WHAT TO WORK ON
Scan the material below for lines with the word "包括参加会谈" and report how many there are, with nothing added.

Recorded data
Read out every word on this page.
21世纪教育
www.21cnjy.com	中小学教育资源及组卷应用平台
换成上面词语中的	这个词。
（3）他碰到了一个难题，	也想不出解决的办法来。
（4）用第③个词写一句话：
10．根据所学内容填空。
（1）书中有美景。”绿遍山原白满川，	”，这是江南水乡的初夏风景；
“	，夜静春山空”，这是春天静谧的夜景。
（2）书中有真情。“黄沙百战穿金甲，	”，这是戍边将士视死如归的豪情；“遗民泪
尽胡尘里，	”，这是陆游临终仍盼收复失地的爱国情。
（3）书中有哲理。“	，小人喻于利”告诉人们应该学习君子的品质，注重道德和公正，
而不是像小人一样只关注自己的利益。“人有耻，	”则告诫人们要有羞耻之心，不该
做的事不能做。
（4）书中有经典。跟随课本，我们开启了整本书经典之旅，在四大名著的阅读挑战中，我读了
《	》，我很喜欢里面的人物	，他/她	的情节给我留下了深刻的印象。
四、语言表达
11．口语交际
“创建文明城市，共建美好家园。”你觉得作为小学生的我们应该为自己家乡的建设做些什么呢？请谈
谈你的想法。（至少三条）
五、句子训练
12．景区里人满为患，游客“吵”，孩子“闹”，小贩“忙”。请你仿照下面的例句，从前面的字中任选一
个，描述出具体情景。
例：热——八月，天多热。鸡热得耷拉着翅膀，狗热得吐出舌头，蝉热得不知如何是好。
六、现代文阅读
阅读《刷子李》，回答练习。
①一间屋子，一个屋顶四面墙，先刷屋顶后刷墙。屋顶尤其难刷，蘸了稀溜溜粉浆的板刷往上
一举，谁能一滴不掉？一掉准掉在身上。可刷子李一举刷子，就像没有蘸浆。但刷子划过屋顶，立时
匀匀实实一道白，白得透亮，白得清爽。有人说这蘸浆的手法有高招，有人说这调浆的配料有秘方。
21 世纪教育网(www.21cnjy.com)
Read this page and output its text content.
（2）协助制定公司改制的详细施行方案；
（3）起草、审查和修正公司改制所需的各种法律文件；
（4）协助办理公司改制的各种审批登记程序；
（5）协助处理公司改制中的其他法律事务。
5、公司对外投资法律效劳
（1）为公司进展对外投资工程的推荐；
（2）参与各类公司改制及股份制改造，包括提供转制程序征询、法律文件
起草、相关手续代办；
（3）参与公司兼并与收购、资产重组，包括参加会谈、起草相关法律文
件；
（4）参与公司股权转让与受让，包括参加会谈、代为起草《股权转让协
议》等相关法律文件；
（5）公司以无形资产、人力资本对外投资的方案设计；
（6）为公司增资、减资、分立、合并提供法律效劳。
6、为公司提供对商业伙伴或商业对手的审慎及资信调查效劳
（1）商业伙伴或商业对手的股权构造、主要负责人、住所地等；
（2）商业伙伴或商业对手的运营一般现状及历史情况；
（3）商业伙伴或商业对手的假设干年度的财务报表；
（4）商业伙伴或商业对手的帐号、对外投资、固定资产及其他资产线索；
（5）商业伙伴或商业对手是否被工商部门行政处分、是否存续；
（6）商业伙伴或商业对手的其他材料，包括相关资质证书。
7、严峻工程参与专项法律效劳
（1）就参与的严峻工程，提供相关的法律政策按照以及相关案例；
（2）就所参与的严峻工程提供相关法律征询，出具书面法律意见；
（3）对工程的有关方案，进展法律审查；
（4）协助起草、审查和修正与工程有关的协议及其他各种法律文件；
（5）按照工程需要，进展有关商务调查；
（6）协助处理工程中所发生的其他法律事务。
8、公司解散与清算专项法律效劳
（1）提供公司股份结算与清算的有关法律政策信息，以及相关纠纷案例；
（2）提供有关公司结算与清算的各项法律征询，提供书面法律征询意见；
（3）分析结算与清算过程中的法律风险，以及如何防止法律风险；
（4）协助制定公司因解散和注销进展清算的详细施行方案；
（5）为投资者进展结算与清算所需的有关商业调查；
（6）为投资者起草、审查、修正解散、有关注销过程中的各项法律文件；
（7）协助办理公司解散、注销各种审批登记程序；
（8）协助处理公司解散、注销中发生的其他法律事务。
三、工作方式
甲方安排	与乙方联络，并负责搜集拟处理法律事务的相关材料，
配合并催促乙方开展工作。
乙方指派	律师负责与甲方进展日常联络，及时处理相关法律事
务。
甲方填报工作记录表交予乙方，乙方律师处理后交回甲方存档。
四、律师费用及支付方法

WORKED SOLUTION
2